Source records
━━━━

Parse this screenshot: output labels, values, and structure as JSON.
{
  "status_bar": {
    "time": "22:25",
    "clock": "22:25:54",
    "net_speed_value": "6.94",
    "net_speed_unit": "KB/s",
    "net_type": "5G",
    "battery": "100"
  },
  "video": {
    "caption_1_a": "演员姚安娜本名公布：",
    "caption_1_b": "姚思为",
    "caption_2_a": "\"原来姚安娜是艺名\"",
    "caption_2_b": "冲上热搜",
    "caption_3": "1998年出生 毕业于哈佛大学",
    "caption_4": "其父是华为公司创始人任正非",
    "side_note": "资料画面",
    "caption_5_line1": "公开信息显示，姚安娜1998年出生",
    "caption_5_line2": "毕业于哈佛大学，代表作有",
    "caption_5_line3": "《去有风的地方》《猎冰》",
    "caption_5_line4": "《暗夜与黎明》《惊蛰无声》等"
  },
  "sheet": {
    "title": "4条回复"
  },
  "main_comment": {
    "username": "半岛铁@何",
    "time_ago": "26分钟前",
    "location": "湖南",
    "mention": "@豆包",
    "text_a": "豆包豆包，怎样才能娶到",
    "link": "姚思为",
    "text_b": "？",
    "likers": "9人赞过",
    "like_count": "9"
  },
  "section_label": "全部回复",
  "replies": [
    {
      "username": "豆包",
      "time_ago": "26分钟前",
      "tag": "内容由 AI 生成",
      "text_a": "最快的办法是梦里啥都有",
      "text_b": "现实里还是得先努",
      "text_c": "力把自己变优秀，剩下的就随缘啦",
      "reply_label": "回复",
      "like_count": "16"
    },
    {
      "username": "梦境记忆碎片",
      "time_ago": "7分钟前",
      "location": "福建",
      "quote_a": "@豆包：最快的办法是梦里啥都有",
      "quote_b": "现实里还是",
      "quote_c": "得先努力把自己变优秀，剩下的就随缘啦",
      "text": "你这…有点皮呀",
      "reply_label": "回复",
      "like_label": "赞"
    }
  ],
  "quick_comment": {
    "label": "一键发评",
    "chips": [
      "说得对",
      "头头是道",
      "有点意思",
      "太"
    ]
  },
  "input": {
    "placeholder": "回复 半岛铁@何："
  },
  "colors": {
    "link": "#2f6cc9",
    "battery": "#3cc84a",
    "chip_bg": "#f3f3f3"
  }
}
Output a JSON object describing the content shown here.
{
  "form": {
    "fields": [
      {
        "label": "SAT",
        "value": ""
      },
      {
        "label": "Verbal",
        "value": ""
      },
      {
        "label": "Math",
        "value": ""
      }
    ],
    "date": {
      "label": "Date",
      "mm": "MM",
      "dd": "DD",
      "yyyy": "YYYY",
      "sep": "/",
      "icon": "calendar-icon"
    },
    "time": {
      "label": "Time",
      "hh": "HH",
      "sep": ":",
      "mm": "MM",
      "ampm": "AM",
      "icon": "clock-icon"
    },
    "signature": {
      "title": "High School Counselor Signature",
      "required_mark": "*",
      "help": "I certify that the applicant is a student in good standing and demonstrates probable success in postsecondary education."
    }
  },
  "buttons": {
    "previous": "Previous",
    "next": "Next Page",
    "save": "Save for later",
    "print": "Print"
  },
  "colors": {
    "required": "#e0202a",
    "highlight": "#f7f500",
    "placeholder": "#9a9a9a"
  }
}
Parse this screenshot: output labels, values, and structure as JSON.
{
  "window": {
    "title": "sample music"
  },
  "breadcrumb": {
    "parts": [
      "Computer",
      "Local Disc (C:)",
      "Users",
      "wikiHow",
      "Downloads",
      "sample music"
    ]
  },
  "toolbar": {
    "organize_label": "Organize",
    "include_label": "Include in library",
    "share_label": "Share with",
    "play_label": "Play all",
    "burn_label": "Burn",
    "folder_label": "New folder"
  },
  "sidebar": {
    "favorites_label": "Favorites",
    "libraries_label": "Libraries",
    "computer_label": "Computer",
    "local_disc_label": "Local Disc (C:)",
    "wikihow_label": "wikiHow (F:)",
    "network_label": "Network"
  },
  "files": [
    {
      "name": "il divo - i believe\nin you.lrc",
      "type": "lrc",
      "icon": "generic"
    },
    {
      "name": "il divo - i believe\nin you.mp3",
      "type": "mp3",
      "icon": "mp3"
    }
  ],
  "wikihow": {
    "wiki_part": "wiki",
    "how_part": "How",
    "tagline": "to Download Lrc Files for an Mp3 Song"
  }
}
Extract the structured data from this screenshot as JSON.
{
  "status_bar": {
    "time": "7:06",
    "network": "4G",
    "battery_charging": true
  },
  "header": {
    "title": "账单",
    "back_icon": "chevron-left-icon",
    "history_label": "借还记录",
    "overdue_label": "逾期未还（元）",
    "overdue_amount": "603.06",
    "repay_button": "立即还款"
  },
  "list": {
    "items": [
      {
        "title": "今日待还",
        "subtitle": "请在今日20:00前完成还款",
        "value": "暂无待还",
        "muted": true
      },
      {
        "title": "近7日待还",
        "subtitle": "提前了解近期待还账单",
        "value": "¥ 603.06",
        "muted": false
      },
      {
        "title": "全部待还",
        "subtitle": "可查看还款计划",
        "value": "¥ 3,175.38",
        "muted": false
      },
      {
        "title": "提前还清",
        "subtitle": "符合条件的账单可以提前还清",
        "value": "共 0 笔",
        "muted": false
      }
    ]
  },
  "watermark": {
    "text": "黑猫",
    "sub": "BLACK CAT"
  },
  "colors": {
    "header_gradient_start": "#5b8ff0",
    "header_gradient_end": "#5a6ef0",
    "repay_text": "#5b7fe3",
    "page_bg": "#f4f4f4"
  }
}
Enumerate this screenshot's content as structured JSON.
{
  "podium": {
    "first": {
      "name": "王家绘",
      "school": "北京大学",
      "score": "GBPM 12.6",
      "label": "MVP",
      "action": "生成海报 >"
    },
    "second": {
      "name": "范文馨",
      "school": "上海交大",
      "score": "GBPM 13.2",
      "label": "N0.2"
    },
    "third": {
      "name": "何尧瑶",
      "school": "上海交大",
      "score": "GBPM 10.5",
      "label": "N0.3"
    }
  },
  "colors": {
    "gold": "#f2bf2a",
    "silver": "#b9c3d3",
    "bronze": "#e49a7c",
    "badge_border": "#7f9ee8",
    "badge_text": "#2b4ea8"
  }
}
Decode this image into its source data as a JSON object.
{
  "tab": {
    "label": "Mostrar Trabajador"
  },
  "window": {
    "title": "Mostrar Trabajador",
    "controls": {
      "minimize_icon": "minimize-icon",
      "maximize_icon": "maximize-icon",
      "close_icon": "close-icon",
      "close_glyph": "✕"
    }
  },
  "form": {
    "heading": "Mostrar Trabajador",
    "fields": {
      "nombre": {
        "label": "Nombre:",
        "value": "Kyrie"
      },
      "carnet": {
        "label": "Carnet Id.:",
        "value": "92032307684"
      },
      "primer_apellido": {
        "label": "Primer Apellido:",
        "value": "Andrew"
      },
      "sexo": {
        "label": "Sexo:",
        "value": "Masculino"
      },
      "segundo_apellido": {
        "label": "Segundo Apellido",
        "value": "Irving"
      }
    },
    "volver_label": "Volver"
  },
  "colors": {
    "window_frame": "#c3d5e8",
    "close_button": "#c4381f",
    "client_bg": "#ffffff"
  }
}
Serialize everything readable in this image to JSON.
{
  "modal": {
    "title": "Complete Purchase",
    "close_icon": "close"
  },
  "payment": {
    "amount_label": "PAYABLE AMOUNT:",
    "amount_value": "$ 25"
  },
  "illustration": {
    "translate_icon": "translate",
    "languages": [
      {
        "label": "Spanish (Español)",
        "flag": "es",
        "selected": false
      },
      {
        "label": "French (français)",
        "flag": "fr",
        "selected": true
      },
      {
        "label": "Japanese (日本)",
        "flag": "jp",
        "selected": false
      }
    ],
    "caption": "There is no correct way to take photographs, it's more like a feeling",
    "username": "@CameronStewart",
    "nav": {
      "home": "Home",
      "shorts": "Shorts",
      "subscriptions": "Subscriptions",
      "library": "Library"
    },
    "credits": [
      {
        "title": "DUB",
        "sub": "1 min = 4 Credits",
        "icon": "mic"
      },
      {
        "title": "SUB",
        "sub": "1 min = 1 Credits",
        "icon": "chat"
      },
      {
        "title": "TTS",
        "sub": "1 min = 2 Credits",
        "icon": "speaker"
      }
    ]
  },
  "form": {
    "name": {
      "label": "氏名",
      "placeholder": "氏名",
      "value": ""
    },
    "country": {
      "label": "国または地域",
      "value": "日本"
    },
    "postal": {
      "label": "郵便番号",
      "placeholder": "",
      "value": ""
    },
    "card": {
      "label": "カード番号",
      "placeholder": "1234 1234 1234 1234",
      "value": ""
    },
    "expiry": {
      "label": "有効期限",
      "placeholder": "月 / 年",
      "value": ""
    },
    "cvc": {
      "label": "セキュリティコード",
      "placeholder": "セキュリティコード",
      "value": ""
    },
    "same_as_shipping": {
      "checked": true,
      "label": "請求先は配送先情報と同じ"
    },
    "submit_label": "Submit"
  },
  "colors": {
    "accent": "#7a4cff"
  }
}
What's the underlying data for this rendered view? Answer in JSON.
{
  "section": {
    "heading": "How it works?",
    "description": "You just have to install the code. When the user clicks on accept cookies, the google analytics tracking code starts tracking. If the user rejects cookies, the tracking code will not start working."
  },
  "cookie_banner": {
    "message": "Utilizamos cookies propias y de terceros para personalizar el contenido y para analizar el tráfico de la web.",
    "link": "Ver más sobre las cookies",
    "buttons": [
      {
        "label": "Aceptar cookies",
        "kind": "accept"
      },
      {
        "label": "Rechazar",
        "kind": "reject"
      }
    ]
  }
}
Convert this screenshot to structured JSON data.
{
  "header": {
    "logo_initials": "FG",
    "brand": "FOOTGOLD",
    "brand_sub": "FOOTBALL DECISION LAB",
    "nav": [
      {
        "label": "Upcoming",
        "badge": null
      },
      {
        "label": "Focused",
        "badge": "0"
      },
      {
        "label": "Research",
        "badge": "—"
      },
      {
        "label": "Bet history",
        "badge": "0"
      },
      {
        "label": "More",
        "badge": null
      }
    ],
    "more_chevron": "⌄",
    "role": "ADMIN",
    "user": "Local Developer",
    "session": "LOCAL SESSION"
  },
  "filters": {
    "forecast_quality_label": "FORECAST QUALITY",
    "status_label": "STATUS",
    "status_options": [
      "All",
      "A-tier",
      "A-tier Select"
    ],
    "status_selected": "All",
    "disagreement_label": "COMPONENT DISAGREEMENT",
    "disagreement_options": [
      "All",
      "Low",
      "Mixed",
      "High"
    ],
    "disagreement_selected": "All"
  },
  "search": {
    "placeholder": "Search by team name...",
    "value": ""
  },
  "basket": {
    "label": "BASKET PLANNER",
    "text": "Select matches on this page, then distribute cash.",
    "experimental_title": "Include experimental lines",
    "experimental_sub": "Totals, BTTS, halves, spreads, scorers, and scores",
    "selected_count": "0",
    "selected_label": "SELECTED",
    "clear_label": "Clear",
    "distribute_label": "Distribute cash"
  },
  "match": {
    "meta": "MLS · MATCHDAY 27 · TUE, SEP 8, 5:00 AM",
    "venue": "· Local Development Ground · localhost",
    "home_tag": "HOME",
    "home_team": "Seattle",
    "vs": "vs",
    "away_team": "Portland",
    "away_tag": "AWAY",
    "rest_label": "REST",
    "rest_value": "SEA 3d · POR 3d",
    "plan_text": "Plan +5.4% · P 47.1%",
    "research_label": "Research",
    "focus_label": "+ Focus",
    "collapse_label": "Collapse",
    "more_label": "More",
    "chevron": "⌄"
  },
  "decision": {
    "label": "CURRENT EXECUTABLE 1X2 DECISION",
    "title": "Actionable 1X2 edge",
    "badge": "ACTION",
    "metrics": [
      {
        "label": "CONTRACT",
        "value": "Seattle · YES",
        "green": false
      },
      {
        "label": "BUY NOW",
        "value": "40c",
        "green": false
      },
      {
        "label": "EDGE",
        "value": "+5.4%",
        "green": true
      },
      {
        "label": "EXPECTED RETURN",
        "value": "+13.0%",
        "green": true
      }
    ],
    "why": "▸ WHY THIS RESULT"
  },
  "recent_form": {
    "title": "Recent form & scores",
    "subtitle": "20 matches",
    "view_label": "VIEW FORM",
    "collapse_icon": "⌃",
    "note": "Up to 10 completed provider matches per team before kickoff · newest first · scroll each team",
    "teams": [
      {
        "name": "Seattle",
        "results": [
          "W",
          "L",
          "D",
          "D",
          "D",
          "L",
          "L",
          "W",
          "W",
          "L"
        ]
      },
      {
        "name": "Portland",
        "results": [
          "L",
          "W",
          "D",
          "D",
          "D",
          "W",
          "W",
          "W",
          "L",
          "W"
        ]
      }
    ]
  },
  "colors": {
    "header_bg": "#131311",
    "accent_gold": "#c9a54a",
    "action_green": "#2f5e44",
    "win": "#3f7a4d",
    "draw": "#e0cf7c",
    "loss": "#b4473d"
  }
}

━━━━

* **The task**
From the records, copy every line that has the string "data" in it.

* **Solution**
Extract the structured data from this screenshot as JSON.
Decode this image into its source data as a JSON object.
What's the underlying data for this rendered view? Answer in JSON.
Convert this screenshot to structured JSON data.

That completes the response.